■ PROBLEM:
Review the listing and copy each line that holds the word "Manipulators".

DATA ROWS start

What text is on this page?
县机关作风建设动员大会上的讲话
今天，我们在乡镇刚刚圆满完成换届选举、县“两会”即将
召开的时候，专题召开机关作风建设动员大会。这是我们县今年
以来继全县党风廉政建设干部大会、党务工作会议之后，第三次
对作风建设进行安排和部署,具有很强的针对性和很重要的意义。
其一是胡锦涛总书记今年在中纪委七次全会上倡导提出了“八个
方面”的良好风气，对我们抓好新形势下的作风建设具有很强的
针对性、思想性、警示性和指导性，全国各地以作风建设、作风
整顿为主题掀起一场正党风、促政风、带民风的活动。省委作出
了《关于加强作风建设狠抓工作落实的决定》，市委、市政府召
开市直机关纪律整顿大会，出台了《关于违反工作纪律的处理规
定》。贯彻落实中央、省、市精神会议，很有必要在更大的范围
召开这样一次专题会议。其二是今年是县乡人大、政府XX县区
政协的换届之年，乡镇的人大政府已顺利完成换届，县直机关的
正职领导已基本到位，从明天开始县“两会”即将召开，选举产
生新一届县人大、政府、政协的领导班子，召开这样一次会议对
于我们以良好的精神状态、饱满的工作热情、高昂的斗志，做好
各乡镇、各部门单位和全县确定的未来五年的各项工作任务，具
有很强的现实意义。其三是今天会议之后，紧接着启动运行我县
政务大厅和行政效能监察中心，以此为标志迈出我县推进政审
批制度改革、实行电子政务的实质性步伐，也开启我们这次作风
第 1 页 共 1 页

DATA ROWS end
DATA ROWS start

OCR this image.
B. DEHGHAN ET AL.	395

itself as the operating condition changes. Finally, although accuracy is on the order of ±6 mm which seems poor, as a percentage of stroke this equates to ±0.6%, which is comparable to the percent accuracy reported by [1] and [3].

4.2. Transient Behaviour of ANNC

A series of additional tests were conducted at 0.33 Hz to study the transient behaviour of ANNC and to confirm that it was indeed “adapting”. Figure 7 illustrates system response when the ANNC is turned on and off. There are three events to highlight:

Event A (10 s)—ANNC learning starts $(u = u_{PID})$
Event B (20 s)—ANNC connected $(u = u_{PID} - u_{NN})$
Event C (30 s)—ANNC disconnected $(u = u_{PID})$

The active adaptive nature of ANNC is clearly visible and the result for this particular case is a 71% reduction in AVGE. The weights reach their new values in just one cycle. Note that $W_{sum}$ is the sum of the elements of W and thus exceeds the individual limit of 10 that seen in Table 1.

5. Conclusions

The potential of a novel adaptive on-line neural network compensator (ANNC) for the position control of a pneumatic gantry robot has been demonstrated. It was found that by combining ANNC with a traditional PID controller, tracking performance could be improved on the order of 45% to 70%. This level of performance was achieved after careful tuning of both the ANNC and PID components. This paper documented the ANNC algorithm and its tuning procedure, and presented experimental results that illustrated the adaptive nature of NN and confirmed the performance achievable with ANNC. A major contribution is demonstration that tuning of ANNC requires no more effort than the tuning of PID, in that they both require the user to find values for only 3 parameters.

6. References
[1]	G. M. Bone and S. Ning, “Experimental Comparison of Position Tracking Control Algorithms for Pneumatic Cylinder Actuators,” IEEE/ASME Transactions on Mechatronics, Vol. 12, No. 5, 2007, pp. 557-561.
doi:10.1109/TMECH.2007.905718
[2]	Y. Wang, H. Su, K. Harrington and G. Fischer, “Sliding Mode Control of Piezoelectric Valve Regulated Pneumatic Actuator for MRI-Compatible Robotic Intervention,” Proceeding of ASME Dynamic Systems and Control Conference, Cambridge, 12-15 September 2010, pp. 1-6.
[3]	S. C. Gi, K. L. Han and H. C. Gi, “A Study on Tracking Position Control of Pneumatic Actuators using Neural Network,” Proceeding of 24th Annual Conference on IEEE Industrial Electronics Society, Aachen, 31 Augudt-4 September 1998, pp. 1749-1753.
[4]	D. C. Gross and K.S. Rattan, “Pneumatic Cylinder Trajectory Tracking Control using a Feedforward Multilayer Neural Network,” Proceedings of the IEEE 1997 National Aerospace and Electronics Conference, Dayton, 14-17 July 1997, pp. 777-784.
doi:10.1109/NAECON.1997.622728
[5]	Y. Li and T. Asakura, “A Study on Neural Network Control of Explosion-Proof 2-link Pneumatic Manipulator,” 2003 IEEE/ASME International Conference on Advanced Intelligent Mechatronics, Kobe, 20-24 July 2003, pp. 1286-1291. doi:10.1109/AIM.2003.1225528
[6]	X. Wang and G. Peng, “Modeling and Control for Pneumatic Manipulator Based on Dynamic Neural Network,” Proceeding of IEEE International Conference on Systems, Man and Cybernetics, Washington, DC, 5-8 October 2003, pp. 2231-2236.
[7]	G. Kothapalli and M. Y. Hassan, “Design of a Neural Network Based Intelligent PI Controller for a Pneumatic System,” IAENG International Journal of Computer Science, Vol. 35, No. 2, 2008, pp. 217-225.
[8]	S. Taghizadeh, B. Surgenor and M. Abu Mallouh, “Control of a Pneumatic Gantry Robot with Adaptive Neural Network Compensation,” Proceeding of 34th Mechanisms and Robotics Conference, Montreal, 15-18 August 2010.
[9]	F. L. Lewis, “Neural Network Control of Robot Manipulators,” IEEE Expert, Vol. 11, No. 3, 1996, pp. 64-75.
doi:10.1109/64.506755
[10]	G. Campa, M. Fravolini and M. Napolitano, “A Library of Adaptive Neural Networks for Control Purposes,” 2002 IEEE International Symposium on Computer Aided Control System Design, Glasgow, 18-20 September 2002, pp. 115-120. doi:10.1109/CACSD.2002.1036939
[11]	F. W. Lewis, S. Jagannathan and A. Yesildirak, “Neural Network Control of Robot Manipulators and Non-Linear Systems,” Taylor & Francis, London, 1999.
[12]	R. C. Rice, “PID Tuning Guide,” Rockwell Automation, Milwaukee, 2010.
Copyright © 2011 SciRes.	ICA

DATA ROWS end
DATA ROWS start

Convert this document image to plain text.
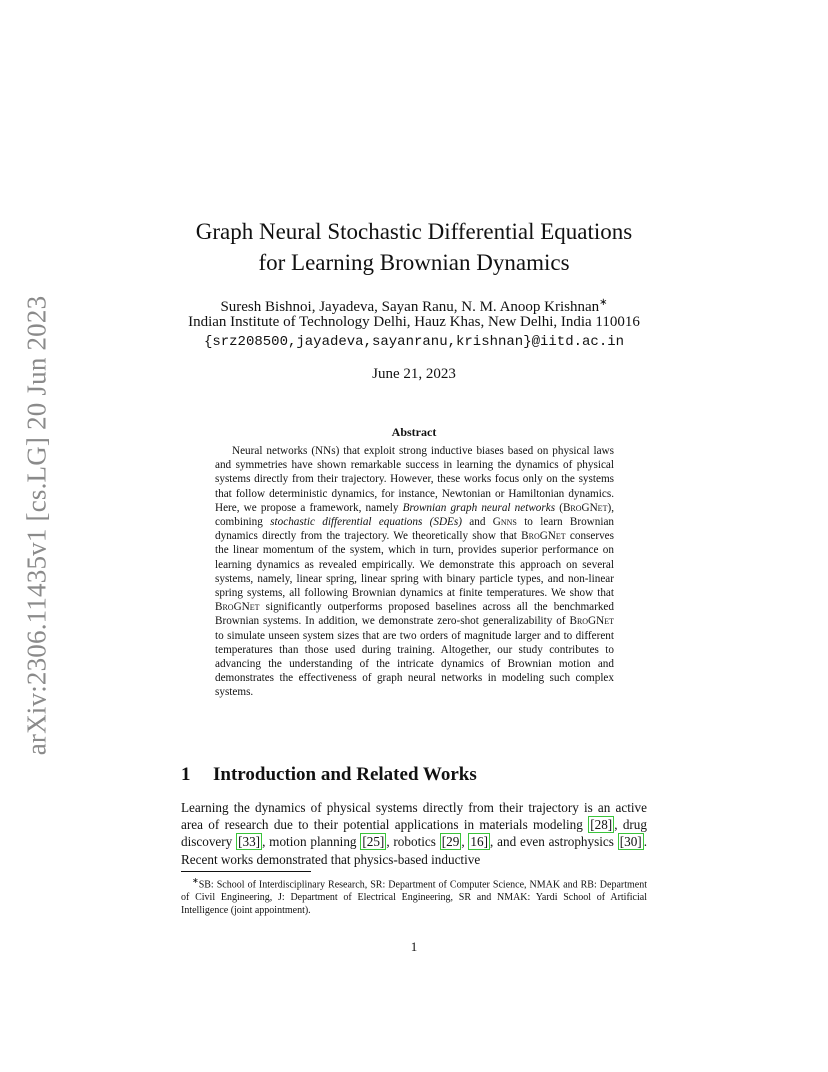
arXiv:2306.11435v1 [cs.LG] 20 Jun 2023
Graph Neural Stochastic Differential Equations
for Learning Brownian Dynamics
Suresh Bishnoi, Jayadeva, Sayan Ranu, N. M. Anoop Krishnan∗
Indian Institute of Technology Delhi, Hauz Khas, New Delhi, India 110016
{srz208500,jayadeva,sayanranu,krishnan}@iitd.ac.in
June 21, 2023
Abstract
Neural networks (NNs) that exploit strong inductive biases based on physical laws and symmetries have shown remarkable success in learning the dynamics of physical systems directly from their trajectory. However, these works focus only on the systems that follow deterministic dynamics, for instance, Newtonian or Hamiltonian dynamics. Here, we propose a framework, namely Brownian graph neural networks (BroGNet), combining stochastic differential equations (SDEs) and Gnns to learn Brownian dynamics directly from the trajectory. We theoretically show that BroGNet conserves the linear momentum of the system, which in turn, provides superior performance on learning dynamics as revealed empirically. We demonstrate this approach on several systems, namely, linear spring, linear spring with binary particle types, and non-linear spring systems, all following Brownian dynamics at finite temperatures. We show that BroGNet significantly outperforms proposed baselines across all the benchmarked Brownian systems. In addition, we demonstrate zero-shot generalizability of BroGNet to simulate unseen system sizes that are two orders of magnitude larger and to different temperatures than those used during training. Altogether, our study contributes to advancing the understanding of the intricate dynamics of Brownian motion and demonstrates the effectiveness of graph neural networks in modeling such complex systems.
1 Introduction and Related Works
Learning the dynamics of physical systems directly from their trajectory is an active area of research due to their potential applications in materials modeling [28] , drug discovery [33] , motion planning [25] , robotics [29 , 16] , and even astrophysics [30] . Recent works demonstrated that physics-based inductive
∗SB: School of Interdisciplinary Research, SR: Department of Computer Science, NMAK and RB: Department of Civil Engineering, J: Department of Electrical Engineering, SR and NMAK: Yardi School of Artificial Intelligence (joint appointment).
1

DATA ROWS end

■ FULL OUTPUT:
[9]	F. L. Lewis, “Neural Network Control of Robot Manipulators,” IEEE Expert, Vol. 11, No. 3, 1996, pp. 64-75.
[11]	F. W. Lewis, S. Jagannathan and A. Yesildirak, “Neural Network Control of Robot Manipulators and Non-Linear Systems,” Taylor & Francis, London, 1999.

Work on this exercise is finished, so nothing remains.